Element and region listings
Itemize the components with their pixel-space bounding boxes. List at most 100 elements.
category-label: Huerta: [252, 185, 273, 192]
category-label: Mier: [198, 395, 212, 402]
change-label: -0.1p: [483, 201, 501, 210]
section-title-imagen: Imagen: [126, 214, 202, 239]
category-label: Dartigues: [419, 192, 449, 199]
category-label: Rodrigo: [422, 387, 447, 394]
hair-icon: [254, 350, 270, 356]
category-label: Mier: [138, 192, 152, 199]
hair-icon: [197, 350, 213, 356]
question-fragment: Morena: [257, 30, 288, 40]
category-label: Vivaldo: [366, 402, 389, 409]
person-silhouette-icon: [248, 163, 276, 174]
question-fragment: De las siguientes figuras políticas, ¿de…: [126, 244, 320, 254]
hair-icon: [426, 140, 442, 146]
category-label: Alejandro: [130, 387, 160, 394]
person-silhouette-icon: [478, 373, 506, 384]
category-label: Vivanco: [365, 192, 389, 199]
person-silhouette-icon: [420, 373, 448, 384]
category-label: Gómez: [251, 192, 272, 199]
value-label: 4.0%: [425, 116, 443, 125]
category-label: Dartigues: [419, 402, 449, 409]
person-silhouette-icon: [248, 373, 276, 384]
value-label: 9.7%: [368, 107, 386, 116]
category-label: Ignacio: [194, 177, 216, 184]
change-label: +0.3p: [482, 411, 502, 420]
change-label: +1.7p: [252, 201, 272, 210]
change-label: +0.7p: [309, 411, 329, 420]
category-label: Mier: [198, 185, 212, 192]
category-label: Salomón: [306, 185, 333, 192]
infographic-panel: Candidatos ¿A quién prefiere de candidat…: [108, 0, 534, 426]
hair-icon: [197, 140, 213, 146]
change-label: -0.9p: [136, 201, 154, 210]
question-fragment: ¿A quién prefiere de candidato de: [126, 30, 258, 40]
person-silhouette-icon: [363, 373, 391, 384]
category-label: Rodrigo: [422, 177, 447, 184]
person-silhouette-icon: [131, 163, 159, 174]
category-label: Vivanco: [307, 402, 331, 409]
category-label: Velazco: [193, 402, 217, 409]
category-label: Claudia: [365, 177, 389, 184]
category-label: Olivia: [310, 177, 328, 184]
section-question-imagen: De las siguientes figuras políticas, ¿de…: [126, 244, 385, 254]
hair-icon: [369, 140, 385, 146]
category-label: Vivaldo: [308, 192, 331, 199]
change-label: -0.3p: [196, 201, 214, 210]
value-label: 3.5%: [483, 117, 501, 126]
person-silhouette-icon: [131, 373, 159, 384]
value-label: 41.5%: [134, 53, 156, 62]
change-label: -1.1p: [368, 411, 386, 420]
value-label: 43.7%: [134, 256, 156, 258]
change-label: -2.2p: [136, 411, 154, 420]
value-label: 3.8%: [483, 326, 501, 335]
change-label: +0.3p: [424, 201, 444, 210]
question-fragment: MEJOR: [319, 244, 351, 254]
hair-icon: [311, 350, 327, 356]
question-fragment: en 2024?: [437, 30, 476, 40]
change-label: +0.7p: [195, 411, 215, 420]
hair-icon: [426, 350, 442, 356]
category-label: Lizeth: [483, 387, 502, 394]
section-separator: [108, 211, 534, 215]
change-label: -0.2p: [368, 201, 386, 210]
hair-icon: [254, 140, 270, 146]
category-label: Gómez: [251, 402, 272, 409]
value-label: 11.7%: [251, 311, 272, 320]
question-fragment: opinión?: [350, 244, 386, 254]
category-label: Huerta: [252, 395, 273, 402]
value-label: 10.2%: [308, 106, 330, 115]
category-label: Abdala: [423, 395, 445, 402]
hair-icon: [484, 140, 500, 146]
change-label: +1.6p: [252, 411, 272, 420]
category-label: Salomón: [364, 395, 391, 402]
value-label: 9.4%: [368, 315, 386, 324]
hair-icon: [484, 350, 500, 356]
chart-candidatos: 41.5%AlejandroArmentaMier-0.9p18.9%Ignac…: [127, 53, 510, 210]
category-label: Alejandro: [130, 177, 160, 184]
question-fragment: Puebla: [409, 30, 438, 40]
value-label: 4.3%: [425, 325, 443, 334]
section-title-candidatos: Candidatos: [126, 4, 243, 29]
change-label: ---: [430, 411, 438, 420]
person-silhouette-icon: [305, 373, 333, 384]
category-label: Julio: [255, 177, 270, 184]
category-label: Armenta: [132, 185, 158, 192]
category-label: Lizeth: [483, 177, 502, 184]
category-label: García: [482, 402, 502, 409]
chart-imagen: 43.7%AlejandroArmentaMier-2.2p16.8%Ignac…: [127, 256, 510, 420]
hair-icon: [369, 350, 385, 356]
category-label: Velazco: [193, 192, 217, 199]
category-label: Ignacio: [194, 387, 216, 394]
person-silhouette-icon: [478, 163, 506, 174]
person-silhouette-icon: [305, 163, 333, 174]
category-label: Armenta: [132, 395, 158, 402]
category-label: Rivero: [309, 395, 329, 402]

**Aim:** Change each "hair-icon" in the data to "hairstyle-icon" and leave every other part of the lines as it is.

**Correct answer:**
Itemize the components with their pixel-space bounding boxes. List at most 100 elements.
category-label: Huerta: [252, 185, 273, 192]
category-label: Mier: [198, 395, 212, 402]
change-label: -0.1p: [483, 201, 501, 210]
section-title-imagen: Imagen: [126, 214, 202, 239]
category-label: Dartigues: [419, 192, 449, 199]
category-label: Rodrigo: [422, 387, 447, 394]
hairstyle-icon: [254, 350, 270, 356]
category-label: Mier: [138, 192, 152, 199]
hairstyle-icon: [197, 350, 213, 356]
question-fragment: Morena: [257, 30, 288, 40]
category-label: Vivaldo: [366, 402, 389, 409]
person-silhouette-icon: [248, 163, 276, 174]
question-fragment: De las siguientes figuras políticas, ¿de…: [126, 244, 320, 254]
hairstyle-icon: [426, 140, 442, 146]
category-label: Alejandro: [130, 387, 160, 394]
person-silhouette-icon: [478, 373, 506, 384]
category-label: Vivanco: [365, 192, 389, 199]
person-silhouette-icon: [420, 373, 448, 384]
category-label: Gómez: [251, 192, 272, 199]
value-label: 4.0%: [425, 116, 443, 125]
category-label: Dartigues: [419, 402, 449, 409]
person-silhouette-icon: [248, 373, 276, 384]
value-label: 9.7%: [368, 107, 386, 116]
category-label: Ignacio: [194, 177, 216, 184]
change-label: +0.3p: [482, 411, 502, 420]
change-label: +1.7p: [252, 201, 272, 210]
change-label: +0.7p: [309, 411, 329, 420]
category-label: Mier: [198, 185, 212, 192]
category-label: Salomón: [306, 185, 333, 192]
infographic-panel: Candidatos ¿A quién prefiere de candidat…: [108, 0, 534, 426]
hairstyle-icon: [197, 140, 213, 146]
change-label: -0.9p: [136, 201, 154, 210]
question-fragment: ¿A quién prefiere de candidato de: [126, 30, 258, 40]
person-silhouette-icon: [363, 373, 391, 384]
category-label: Rodrigo: [422, 177, 447, 184]
person-silhouette-icon: [131, 163, 159, 174]
category-label: Vivanco: [307, 402, 331, 409]
category-label: Velazco: [193, 402, 217, 409]
category-label: Claudia: [365, 177, 389, 184]
category-label: Olivia: [310, 177, 328, 184]
section-question-imagen: De las siguientes figuras políticas, ¿de…: [126, 244, 385, 254]
hairstyle-icon: [369, 140, 385, 146]
category-label: Vivaldo: [308, 192, 331, 199]
change-label: -0.3p: [196, 201, 214, 210]
value-label: 3.5%: [483, 117, 501, 126]
person-silhouette-icon: [131, 373, 159, 384]
value-label: 41.5%: [134, 53, 156, 62]
change-label: -1.1p: [368, 411, 386, 420]
value-label: 43.7%: [134, 256, 156, 258]
change-label: -2.2p: [136, 411, 154, 420]
value-label: 3.8%: [483, 326, 501, 335]
change-label: +0.3p: [424, 201, 444, 210]
question-fragment: MEJOR: [319, 244, 351, 254]
hairstyle-icon: [311, 350, 327, 356]
question-fragment: en 2024?: [437, 30, 476, 40]
change-label: +0.7p: [195, 411, 215, 420]
hairstyle-icon: [426, 350, 442, 356]
category-label: Lizeth: [483, 387, 502, 394]
section-separator: [108, 211, 534, 215]
change-label: -0.2p: [368, 201, 386, 210]
hairstyle-icon: [254, 140, 270, 146]
category-label: Gómez: [251, 402, 272, 409]
value-label: 11.7%: [251, 311, 272, 320]
question-fragment: opinión?: [350, 244, 386, 254]
category-label: Huerta: [252, 395, 273, 402]
value-label: 10.2%: [308, 106, 330, 115]
category-label: Abdala: [423, 395, 445, 402]
hairstyle-icon: [484, 140, 500, 146]
change-label: +1.6p: [252, 411, 272, 420]
category-label: Salomón: [364, 395, 391, 402]
value-label: 9.4%: [368, 315, 386, 324]
hairstyle-icon: [484, 350, 500, 356]
chart-candidatos: 41.5%AlejandroArmentaMier-0.9p18.9%Ignac…: [127, 53, 510, 210]
category-label: Alejandro: [130, 177, 160, 184]
question-fragment: Puebla: [409, 30, 438, 40]
value-label: 4.3%: [425, 325, 443, 334]
section-title-candidatos: Candidatos: [126, 4, 243, 29]
change-label: ---: [430, 411, 438, 420]
person-silhouette-icon: [305, 373, 333, 384]
category-label: Julio: [255, 177, 270, 184]
category-label: Armenta: [132, 185, 158, 192]
category-label: Lizeth: [483, 177, 502, 184]
category-label: García: [482, 402, 502, 409]
chart-imagen: 43.7%AlejandroArmentaMier-2.2p16.8%Ignac…: [127, 256, 510, 420]
hairstyle-icon: [369, 350, 385, 356]
category-label: Velazco: [193, 192, 217, 199]
category-label: Ignacio: [194, 387, 216, 394]
person-silhouette-icon: [478, 163, 506, 174]
person-silhouette-icon: [305, 163, 333, 174]
category-label: Armenta: [132, 395, 158, 402]
category-label: Rivero: [309, 395, 329, 402]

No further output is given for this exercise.